What you need to do ▸ Quote the line containing "Read out every word on this page." and all lines that follow it in the listing below, exactly as written.

Collection entries:
-.-.-

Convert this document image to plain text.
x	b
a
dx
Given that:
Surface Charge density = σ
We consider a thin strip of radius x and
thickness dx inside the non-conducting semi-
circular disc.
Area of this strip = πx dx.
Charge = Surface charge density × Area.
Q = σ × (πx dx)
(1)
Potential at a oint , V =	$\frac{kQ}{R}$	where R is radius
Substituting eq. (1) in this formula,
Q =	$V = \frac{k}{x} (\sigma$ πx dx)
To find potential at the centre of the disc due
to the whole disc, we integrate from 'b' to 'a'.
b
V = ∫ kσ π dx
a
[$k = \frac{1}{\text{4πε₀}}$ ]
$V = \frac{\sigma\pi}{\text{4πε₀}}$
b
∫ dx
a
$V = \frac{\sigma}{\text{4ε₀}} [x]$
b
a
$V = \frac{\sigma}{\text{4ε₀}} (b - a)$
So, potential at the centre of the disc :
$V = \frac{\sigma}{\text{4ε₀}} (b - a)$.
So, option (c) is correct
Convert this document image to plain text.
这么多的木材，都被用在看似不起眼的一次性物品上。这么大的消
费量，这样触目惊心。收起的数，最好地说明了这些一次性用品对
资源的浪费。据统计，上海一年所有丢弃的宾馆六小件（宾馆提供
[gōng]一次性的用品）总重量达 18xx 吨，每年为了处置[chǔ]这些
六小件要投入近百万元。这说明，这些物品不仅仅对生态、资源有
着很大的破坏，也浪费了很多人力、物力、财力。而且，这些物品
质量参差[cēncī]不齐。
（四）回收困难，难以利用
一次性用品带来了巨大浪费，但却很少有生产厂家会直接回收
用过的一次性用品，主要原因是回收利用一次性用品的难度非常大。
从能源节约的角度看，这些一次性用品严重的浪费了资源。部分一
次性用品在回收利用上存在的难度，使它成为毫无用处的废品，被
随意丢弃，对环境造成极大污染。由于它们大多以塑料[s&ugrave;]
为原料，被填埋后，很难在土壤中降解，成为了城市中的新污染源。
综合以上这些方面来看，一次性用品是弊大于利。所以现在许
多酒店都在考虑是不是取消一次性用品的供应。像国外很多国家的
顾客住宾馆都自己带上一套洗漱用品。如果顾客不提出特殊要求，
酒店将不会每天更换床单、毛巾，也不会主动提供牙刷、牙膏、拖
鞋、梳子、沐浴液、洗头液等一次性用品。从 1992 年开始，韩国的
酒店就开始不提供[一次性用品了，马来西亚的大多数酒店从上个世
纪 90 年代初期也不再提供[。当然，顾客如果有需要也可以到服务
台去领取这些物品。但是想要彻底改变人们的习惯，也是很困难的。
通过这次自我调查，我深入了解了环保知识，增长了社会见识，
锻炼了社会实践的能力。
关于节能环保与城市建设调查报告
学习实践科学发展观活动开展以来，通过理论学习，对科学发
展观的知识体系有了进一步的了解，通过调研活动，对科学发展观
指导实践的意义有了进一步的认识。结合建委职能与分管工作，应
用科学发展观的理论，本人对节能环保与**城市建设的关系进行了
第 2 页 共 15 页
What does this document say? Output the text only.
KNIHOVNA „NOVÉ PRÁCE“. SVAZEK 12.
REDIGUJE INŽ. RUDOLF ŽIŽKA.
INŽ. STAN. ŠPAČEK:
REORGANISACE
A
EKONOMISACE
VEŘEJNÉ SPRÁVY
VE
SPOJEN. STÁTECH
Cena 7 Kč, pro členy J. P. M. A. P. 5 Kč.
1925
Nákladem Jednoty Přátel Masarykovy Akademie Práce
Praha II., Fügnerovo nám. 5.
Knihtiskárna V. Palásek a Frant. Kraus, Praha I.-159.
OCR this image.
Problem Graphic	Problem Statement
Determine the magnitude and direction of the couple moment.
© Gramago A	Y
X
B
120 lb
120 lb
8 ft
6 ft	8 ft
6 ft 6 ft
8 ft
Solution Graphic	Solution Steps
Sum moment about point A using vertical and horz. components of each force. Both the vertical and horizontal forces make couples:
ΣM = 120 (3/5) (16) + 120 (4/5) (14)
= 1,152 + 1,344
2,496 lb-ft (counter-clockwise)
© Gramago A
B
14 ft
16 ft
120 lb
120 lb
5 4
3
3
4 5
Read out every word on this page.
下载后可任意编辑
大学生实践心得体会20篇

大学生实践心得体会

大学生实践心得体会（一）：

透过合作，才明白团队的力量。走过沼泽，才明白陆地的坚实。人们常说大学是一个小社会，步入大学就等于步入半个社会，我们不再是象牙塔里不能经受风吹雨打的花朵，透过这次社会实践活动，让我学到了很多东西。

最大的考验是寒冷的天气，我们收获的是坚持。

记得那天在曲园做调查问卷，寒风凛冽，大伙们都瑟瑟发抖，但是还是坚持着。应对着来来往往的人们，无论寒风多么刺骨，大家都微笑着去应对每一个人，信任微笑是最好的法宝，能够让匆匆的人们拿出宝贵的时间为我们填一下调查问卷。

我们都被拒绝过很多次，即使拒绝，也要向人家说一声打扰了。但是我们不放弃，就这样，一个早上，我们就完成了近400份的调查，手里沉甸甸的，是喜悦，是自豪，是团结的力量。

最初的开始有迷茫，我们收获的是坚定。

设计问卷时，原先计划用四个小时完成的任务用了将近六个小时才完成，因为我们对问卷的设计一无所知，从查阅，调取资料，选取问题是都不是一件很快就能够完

-.-.-

Reply to the exercise ▸
Read out every word on this page.
下载后可任意编辑
大学生实践心得体会20篇

大学生实践心得体会

大学生实践心得体会（一）：

透过合作，才明白团队的力量。走过沼泽，才明白陆地的坚实。人们常说大学是一个小社会，步入大学就等于步入半个社会，我们不再是象牙塔里不能经受风吹雨打的花朵，透过这次社会实践活动，让我学到了很多东西。

最大的考验是寒冷的天气，我们收获的是坚持。

记得那天在曲园做调查问卷，寒风凛冽，大伙们都瑟瑟发抖，但是还是坚持着。应对着来来往往的人们，无论寒风多么刺骨，大家都微笑着去应对每一个人，信任微笑是最好的法宝，能够让匆匆的人们拿出宝贵的时间为我们填一下调查问卷。

我们都被拒绝过很多次，即使拒绝，也要向人家说一声打扰了。但是我们不放弃，就这样，一个早上，我们就完成了近400份的调查，手里沉甸甸的，是喜悦，是自豪，是团结的力量。

最初的开始有迷茫，我们收获的是坚定。

设计问卷时，原先计划用四个小时完成的任务用了将近六个小时才完成，因为我们对问卷的设计一无所知，从查阅，调取资料，选取问题是都不是一件很快就能够完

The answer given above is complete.